[EXTRACTED MATERIAL]
───
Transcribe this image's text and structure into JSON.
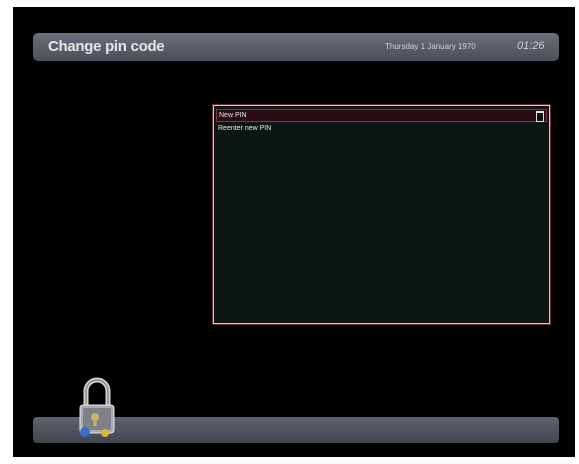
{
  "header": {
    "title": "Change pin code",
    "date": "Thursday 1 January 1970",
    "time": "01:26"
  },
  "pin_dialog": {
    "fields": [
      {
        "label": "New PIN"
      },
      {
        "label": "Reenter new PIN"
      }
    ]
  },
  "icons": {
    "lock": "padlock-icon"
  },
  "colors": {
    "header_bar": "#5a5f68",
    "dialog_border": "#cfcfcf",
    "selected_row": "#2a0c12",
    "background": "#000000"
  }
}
───
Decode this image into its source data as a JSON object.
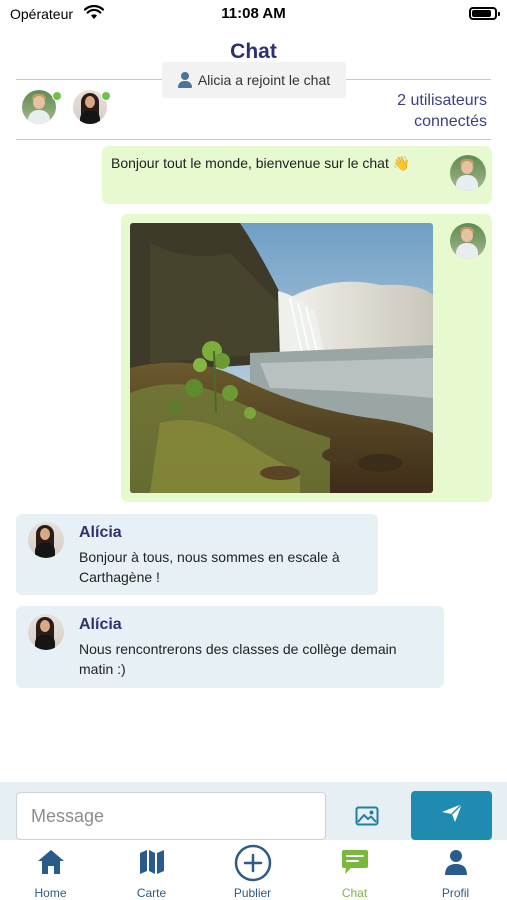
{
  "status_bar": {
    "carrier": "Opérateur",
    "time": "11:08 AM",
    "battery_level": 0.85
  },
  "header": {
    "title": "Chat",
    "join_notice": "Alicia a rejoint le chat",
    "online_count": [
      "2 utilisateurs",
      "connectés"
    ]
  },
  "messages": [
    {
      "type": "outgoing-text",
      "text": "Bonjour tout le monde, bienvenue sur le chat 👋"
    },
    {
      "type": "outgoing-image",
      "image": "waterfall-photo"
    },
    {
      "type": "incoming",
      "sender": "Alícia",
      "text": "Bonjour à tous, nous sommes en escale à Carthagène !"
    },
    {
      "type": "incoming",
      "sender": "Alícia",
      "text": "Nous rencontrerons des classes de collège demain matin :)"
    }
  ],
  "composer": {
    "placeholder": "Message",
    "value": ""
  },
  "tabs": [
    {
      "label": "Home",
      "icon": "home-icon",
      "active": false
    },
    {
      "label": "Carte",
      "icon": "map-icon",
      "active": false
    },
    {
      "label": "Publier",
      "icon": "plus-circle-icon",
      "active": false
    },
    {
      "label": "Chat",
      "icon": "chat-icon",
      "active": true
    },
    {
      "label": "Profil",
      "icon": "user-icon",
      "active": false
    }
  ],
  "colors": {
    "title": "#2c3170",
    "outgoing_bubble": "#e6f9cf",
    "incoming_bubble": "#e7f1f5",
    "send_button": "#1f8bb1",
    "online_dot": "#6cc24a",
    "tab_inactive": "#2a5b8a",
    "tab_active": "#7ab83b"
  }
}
───
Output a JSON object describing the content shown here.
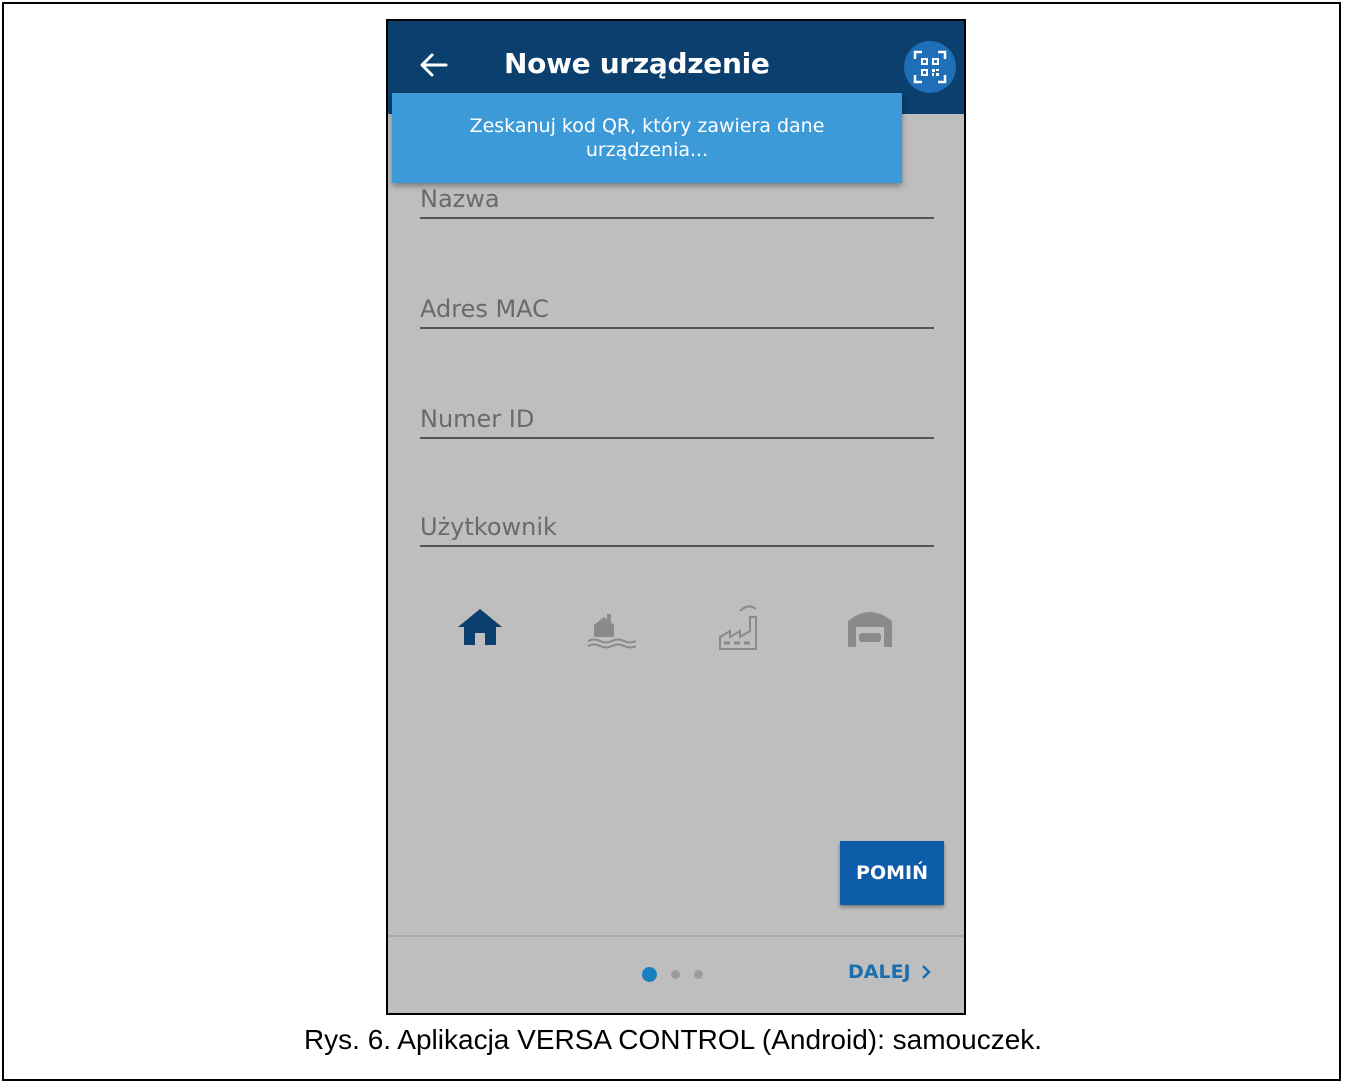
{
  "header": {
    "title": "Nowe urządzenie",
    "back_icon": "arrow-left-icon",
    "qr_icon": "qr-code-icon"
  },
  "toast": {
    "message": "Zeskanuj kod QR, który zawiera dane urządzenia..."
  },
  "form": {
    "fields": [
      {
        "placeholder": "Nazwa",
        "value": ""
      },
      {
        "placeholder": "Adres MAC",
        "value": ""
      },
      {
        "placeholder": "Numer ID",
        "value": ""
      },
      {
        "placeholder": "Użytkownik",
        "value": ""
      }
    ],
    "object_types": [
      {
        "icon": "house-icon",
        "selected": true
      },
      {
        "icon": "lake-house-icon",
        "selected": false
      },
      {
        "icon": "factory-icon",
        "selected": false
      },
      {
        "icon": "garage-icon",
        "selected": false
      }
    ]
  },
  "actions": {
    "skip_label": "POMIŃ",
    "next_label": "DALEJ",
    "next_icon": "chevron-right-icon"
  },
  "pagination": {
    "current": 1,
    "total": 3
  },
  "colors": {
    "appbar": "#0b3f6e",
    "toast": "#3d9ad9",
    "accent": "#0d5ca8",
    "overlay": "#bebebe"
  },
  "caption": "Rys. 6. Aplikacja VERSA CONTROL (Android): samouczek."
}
───
[THE PROBLEM] Of the lines in the data, how many hold the string "into"? State the number, nothing else.

[THE RESPONSE] 2